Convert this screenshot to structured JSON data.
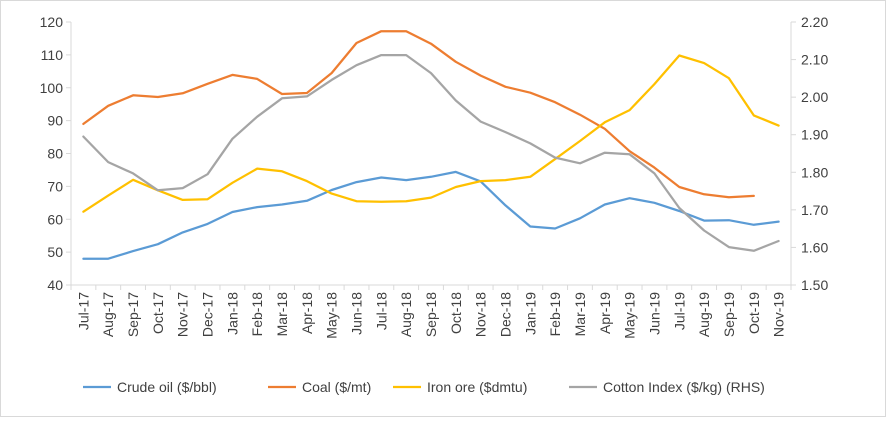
{
  "chart_data": {
    "type": "line",
    "categories": [
      "Jul-17",
      "Aug-17",
      "Sep-17",
      "Oct-17",
      "Nov-17",
      "Dec-17",
      "Jan-18",
      "Feb-18",
      "Mar-18",
      "Apr-18",
      "May-18",
      "Jun-18",
      "Jul-18",
      "Aug-18",
      "Sep-18",
      "Oct-18",
      "Nov-18",
      "Dec-18",
      "Jan-19",
      "Feb-19",
      "Mar-19",
      "Apr-19",
      "May-19",
      "Jun-19",
      "Jul-19",
      "Aug-19",
      "Sep-19",
      "Oct-19",
      "Nov-19"
    ],
    "y_left": {
      "min": 40,
      "max": 120,
      "step": 10,
      "ticks": [
        "40",
        "50",
        "60",
        "70",
        "80",
        "90",
        "100",
        "110",
        "120"
      ]
    },
    "y_right": {
      "min": 1.5,
      "max": 2.2,
      "step": 0.1,
      "ticks": [
        "1.50",
        "1.60",
        "1.70",
        "1.80",
        "1.90",
        "2.00",
        "2.10",
        "2.20"
      ]
    },
    "grid": false,
    "legend_position": "bottom",
    "series": [
      {
        "name": "Crude oil ($/bbl)",
        "color": "#5b9bd5",
        "axis": "left",
        "values": [
          48,
          48,
          50.3,
          52.4,
          56,
          58.6,
          62.2,
          63.7,
          64.5,
          65.6,
          68.9,
          71.3,
          72.7,
          71.9,
          72.9,
          74.4,
          71.5,
          64.2,
          57.8,
          57.2,
          60.3,
          64.5,
          66.4,
          65,
          62.5,
          59.6,
          59.7,
          58.3,
          59.3
        ]
      },
      {
        "name": "Coal ($/mt)",
        "color": "#ed7d31",
        "axis": "left",
        "values": [
          89,
          94.5,
          97.7,
          97.2,
          98.3,
          101.2,
          103.9,
          102.7,
          98.1,
          98.4,
          104.5,
          113.6,
          117.2,
          117.2,
          113.4,
          107.9,
          103.7,
          100.3,
          98.5,
          95.6,
          91.8,
          87.5,
          80.7,
          75.7,
          69.8,
          67.6,
          66.7,
          67.1,
          null
        ]
      },
      {
        "name": "Iron ore ($dmtu)",
        "color": "#ffc000",
        "axis": "left",
        "values": [
          62.3,
          67.2,
          72,
          68.8,
          65.9,
          66.1,
          71.1,
          75.4,
          74.6,
          71.6,
          67.8,
          65.5,
          65.3,
          65.5,
          66.6,
          69.8,
          71.6,
          71.9,
          72.9,
          78.3,
          83.8,
          89.5,
          93.2,
          101.1,
          109.8,
          107.5,
          102.9,
          91.6,
          88.5
        ]
      },
      {
        "name": "Cotton Index ($/kg) (RHS)",
        "color": "#a5a5a5",
        "axis": "right",
        "values": [
          1.895,
          1.827,
          1.797,
          1.752,
          1.758,
          1.795,
          1.889,
          1.948,
          1.997,
          2.002,
          2.046,
          2.085,
          2.112,
          2.112,
          2.064,
          1.991,
          1.935,
          1.907,
          1.877,
          1.839,
          1.824,
          1.852,
          1.848,
          1.797,
          1.705,
          1.645,
          1.601,
          1.591,
          1.617
        ]
      }
    ]
  }
}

◆ ◆ ◆ ◆ ◆

# WHAT TO WORK ON:
Repeat each entry exactly. Pictures do not belong in the copy.

# SOLVED EXERCISE:
Convert this screenshot to structured JSON data.
{
  "chart_data": {
    "type": "line",
    "categories": [
      "Jul-17",
      "Aug-17",
      "Sep-17",
      "Oct-17",
      "Nov-17",
      "Dec-17",
      "Jan-18",
      "Feb-18",
      "Mar-18",
      "Apr-18",
      "May-18",
      "Jun-18",
      "Jul-18",
      "Aug-18",
      "Sep-18",
      "Oct-18",
      "Nov-18",
      "Dec-18",
      "Jan-19",
      "Feb-19",
      "Mar-19",
      "Apr-19",
      "May-19",
      "Jun-19",
      "Jul-19",
      "Aug-19",
      "Sep-19",
      "Oct-19",
      "Nov-19"
    ],
    "y_left": {
      "min": 40,
      "max": 120,
      "step": 10,
      "ticks": [
        "40",
        "50",
        "60",
        "70",
        "80",
        "90",
        "100",
        "110",
        "120"
      ]
    },
    "y_right": {
      "min": 1.5,
      "max": 2.2,
      "step": 0.1,
      "ticks": [
        "1.50",
        "1.60",
        "1.70",
        "1.80",
        "1.90",
        "2.00",
        "2.10",
        "2.20"
      ]
    },
    "grid": false,
    "legend_position": "bottom",
    "series": [
      {
        "name": "Crude oil ($/bbl)",
        "color": "#5b9bd5",
        "axis": "left",
        "values": [
          48,
          48,
          50.3,
          52.4,
          56,
          58.6,
          62.2,
          63.7,
          64.5,
          65.6,
          68.9,
          71.3,
          72.7,
          71.9,
          72.9,
          74.4,
          71.5,
          64.2,
          57.8,
          57.2,
          60.3,
          64.5,
          66.4,
          65,
          62.5,
          59.6,
          59.7,
          58.3,
          59.3
        ]
      },
      {
        "name": "Coal ($/mt)",
        "color": "#ed7d31",
        "axis": "left",
        "values": [
          89,
          94.5,
          97.7,
          97.2,
          98.3,
          101.2,
          103.9,
          102.7,
          98.1,
          98.4,
          104.5,
          113.6,
          117.2,
          117.2,
          113.4,
          107.9,
          103.7,
          100.3,
          98.5,
          95.6,
          91.8,
          87.5,
          80.7,
          75.7,
          69.8,
          67.6,
          66.7,
          67.1,
          null
        ]
      },
      {
        "name": "Iron ore ($dmtu)",
        "color": "#ffc000",
        "axis": "left",
        "values": [
          62.3,
          67.2,
          72,
          68.8,
          65.9,
          66.1,
          71.1,
          75.4,
          74.6,
          71.6,
          67.8,
          65.5,
          65.3,
          65.5,
          66.6,
          69.8,
          71.6,
          71.9,
          72.9,
          78.3,
          83.8,
          89.5,
          93.2,
          101.1,
          109.8,
          107.5,
          102.9,
          91.6,
          88.5
        ]
      },
      {
        "name": "Cotton Index ($/kg) (RHS)",
        "color": "#a5a5a5",
        "axis": "right",
        "values": [
          1.895,
          1.827,
          1.797,
          1.752,
          1.758,
          1.795,
          1.889,
          1.948,
          1.997,
          2.002,
          2.046,
          2.085,
          2.112,
          2.112,
          2.064,
          1.991,
          1.935,
          1.907,
          1.877,
          1.839,
          1.824,
          1.852,
          1.848,
          1.797,
          1.705,
          1.645,
          1.601,
          1.591,
          1.617
        ]
      }
    ]
  }
}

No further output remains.